Exactly reproduce each line of the listing that follows.

:::::

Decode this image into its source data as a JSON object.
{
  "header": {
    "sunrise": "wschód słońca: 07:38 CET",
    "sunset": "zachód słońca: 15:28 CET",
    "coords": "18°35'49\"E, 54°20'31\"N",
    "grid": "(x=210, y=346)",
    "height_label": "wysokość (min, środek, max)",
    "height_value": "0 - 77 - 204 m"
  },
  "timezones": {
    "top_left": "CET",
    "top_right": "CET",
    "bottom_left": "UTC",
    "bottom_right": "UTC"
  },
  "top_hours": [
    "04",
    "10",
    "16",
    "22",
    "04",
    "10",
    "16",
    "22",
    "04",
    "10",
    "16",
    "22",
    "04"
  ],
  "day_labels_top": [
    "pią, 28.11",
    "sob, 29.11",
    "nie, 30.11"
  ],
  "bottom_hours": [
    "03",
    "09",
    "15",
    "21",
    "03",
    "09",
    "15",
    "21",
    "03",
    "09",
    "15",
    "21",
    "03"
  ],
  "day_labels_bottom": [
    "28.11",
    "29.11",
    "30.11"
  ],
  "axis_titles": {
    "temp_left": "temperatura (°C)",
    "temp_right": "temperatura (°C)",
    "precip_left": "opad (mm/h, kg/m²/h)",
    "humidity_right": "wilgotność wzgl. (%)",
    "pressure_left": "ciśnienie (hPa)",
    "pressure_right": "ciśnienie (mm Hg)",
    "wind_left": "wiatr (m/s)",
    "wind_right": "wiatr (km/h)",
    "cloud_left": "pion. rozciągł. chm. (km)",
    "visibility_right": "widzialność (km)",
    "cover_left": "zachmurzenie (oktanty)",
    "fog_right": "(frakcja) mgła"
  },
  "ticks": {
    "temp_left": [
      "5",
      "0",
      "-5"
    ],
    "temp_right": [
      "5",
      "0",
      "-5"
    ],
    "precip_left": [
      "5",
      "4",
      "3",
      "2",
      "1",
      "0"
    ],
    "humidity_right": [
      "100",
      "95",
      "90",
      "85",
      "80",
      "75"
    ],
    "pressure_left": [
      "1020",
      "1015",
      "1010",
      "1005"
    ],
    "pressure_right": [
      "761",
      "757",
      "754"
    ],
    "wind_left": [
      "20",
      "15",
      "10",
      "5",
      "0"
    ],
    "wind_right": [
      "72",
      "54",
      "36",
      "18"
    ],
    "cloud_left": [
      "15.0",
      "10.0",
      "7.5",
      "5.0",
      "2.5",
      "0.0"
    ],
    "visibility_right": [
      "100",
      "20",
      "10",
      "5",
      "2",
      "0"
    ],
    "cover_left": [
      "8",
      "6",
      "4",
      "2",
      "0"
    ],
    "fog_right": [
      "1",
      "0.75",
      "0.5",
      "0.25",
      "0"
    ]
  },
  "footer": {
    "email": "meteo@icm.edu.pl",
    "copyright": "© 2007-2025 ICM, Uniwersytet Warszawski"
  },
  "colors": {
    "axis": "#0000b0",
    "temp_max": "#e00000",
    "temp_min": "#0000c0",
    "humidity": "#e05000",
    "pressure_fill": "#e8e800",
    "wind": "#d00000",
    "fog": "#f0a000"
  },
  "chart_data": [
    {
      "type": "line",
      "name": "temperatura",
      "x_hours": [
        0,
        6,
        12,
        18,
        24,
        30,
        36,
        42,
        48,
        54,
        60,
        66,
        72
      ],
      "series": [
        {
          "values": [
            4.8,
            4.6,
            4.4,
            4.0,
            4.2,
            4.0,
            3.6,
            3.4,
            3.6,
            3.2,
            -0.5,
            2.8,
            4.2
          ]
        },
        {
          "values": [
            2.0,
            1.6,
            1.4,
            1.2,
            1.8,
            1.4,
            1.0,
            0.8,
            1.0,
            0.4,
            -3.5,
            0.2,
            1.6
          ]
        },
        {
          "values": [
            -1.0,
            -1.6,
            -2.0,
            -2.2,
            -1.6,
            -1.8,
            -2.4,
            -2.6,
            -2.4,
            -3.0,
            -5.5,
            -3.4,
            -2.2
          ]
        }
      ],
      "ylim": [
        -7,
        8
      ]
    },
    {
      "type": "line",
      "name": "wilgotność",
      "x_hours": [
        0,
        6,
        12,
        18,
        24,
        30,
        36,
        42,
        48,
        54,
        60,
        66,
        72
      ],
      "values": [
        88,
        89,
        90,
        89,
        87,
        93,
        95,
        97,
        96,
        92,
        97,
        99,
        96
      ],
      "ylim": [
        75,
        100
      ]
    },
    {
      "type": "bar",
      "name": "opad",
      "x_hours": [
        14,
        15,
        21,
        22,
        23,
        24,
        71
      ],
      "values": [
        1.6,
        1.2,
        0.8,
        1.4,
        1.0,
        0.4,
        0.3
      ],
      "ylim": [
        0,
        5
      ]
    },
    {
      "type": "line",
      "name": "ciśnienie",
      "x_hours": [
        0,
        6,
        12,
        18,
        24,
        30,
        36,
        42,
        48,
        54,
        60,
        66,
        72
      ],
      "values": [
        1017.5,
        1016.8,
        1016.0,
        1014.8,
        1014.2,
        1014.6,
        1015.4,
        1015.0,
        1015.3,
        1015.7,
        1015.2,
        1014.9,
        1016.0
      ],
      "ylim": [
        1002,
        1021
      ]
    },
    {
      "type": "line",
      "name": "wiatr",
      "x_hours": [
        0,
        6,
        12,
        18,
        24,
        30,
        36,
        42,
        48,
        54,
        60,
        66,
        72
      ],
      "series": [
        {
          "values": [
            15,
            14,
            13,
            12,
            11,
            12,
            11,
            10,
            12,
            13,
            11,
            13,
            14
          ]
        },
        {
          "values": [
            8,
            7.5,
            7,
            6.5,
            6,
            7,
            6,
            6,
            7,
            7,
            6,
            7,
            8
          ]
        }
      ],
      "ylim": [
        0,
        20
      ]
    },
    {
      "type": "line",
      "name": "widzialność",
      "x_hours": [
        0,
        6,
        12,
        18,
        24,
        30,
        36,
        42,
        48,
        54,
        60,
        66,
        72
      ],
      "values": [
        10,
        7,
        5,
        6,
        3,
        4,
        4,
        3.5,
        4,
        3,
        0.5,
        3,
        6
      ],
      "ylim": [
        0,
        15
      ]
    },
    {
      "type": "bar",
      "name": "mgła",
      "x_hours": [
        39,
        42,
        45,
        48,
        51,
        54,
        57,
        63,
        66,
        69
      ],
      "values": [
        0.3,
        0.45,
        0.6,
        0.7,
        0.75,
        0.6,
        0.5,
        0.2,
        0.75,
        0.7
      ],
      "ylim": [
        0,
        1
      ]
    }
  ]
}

:::::

▶ Task output:
Decode this image into its source data as a JSON object.
{
  "header": {
    "sunrise": "wschód słońca: 07:38 CET",
    "sunset": "zachód słońca: 15:28 CET",
    "coords": "18°35'49\"E, 54°20'31\"N",
    "grid": "(x=210, y=346)",
    "height_label": "wysokość (min, środek, max)",
    "height_value": "0 - 77 - 204 m"
  },
  "timezones": {
    "top_left": "CET",
    "top_right": "CET",
    "bottom_left": "UTC",
    "bottom_right": "UTC"
  },
  "top_hours": [
    "04",
    "10",
    "16",
    "22",
    "04",
    "10",
    "16",
    "22",
    "04",
    "10",
    "16",
    "22",
    "04"
  ],
  "day_labels_top": [
    "pią, 28.11",
    "sob, 29.11",
    "nie, 30.11"
  ],
  "bottom_hours": [
    "03",
    "09",
    "15",
    "21",
    "03",
    "09",
    "15",
    "21",
    "03",
    "09",
    "15",
    "21",
    "03"
  ],
  "day_labels_bottom": [
    "28.11",
    "29.11",
    "30.11"
  ],
  "axis_titles": {
    "temp_left": "temperatura (°C)",
    "temp_right": "temperatura (°C)",
    "precip_left": "opad (mm/h, kg/m²/h)",
    "humidity_right": "wilgotność wzgl. (%)",
    "pressure_left": "ciśnienie (hPa)",
    "pressure_right": "ciśnienie (mm Hg)",
    "wind_left": "wiatr (m/s)",
    "wind_right": "wiatr (km/h)",
    "cloud_left": "pion. rozciągł. chm. (km)",
    "visibility_right": "widzialność (km)",
    "cover_left": "zachmurzenie (oktanty)",
    "fog_right": "(frakcja) mgła"
  },
  "ticks": {
    "temp_left": [
      "5",
      "0",
      "-5"
    ],
    "temp_right": [
      "5",
      "0",
      "-5"
    ],
    "precip_left": [
      "5",
      "4",
      "3",
      "2",
      "1",
      "0"
    ],
    "humidity_right": [
      "100",
      "95",
      "90",
      "85",
      "80",
      "75"
    ],
    "pressure_left": [
      "1020",
      "1015",
      "1010",
      "1005"
    ],
    "pressure_right": [
      "761",
      "757",
      "754"
    ],
    "wind_left": [
      "20",
      "15",
      "10",
      "5",
      "0"
    ],
    "wind_right": [
      "72",
      "54",
      "36",
      "18"
    ],
    "cloud_left": [
      "15.0",
      "10.0",
      "7.5",
      "5.0",
      "2.5",
      "0.0"
    ],
    "visibility_right": [
      "100",
      "20",
      "10",
      "5",
      "2",
      "0"
    ],
    "cover_left": [
      "8",
      "6",
      "4",
      "2",
      "0"
    ],
    "fog_right": [
      "1",
      "0.75",
      "0.5",
      "0.25",
      "0"
    ]
  },
  "footer": {
    "email": "meteo@icm.edu.pl",
    "copyright": "© 2007-2025 ICM, Uniwersytet Warszawski"
  },
  "colors": {
    "axis": "#0000b0",
    "temp_max": "#e00000",
    "temp_min": "#0000c0",
    "humidity": "#e05000",
    "pressure_fill": "#e8e800",
    "wind": "#d00000",
    "fog": "#f0a000"
  },
  "chart_data": [
    {
      "type": "line",
      "name": "temperatura",
      "x_hours": [
        0,
        6,
        12,
        18,
        24,
        30,
        36,
        42,
        48,
        54,
        60,
        66,
        72
      ],
      "series": [
        {
          "values": [
            4.8,
            4.6,
            4.4,
            4.0,
            4.2,
            4.0,
            3.6,
            3.4,
            3.6,
            3.2,
            -0.5,
            2.8,
            4.2
          ]
        },
        {
          "values": [
            2.0,
            1.6,
            1.4,
            1.2,
            1.8,
            1.4,
            1.0,
            0.8,
            1.0,
            0.4,
            -3.5,
            0.2,
            1.6
          ]
        },
        {
          "values": [
            -1.0,
            -1.6,
            -2.0,
            -2.2,
            -1.6,
            -1.8,
            -2.4,
            -2.6,
            -2.4,
            -3.0,
            -5.5,
            -3.4,
            -2.2
          ]
        }
      ],
      "ylim": [
        -7,
        8
      ]
    },
    {
      "type": "line",
      "name": "wilgotność",
      "x_hours": [
        0,
        6,
        12,
        18,
        24,
        30,
        36,
        42,
        48,
        54,
        60,
        66,
        72
      ],
      "values": [
        88,
        89,
        90,
        89,
        87,
        93,
        95,
        97,
        96,
        92,
        97,
        99,
        96
      ],
      "ylim": [
        75,
        100
      ]
    },
    {
      "type": "bar",
      "name": "opad",
      "x_hours": [
        14,
        15,
        21,
        22,
        23,
        24,
        71
      ],
      "values": [
        1.6,
        1.2,
        0.8,
        1.4,
        1.0,
        0.4,
        0.3
      ],
      "ylim": [
        0,
        5
      ]
    },
    {
      "type": "line",
      "name": "ciśnienie",
      "x_hours": [
        0,
        6,
        12,
        18,
        24,
        30,
        36,
        42,
        48,
        54,
        60,
        66,
        72
      ],
      "values": [
        1017.5,
        1016.8,
        1016.0,
        1014.8,
        1014.2,
        1014.6,
        1015.4,
        1015.0,
        1015.3,
        1015.7,
        1015.2,
        1014.9,
        1016.0
      ],
      "ylim": [
        1002,
        1021
      ]
    },
    {
      "type": "line",
      "name": "wiatr",
      "x_hours": [
        0,
        6,
        12,
        18,
        24,
        30,
        36,
        42,
        48,
        54,
        60,
        66,
        72
      ],
      "series": [
        {
          "values": [
            15,
            14,
            13,
            12,
            11,
            12,
            11,
            10,
            12,
            13,
            11,
            13,
            14
          ]
        },
        {
          "values": [
            8,
            7.5,
            7,
            6.5,
            6,
            7,
            6,
            6,
            7,
            7,
            6,
            7,
            8
          ]
        }
      ],
      "ylim": [
        0,
        20
      ]
    },
    {
      "type": "line",
      "name": "widzialność",
      "x_hours": [
        0,
        6,
        12,
        18,
        24,
        30,
        36,
        42,
        48,
        54,
        60,
        66,
        72
      ],
      "values": [
        10,
        7,
        5,
        6,
        3,
        4,
        4,
        3.5,
        4,
        3,
        0.5,
        3,
        6
      ],
      "ylim": [
        0,
        15
      ]
    },
    {
      "type": "bar",
      "name": "mgła",
      "x_hours": [
        39,
        42,
        45,
        48,
        51,
        54,
        57,
        63,
        66,
        69
      ],
      "values": [
        0.3,
        0.45,
        0.6,
        0.7,
        0.75,
        0.6,
        0.5,
        0.2,
        0.75,
        0.7
      ],
      "ylim": [
        0,
        1
      ]
    }
  ]
}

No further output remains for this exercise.